What is being asked >> Among the lines below, count those containing the word "России". Give the number only.

Data rows >>
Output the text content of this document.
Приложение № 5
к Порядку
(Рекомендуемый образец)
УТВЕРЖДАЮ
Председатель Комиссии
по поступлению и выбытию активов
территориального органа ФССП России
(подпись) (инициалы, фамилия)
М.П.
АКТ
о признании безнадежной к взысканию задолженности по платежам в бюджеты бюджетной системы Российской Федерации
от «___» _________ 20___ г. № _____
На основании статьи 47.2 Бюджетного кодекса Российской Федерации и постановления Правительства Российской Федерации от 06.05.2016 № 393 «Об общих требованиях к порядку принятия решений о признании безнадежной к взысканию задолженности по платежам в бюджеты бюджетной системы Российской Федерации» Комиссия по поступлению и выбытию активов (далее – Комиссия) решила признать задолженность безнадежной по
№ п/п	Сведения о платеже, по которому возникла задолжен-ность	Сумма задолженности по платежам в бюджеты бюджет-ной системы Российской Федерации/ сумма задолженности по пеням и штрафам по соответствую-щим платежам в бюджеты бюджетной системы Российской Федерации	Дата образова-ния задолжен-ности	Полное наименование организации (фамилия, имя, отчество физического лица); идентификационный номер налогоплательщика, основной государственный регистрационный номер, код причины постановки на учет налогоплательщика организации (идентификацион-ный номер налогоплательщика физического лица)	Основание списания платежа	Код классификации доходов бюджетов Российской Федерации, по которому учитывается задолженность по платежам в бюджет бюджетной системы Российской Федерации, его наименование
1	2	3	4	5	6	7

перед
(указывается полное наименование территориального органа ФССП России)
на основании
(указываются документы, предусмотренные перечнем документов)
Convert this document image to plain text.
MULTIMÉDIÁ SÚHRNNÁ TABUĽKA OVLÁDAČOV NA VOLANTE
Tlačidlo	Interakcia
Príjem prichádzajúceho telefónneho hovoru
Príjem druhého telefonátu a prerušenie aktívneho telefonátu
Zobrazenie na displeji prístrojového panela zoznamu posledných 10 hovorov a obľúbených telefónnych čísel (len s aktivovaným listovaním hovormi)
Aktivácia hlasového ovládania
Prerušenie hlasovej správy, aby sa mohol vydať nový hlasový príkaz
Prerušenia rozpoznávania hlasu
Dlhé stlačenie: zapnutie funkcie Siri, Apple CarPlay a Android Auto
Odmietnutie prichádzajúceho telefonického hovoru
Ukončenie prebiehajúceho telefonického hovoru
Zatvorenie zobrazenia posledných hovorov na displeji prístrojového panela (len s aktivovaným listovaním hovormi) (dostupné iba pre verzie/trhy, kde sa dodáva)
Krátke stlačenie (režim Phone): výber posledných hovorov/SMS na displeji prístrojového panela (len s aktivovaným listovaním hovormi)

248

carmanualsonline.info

The reply >> 2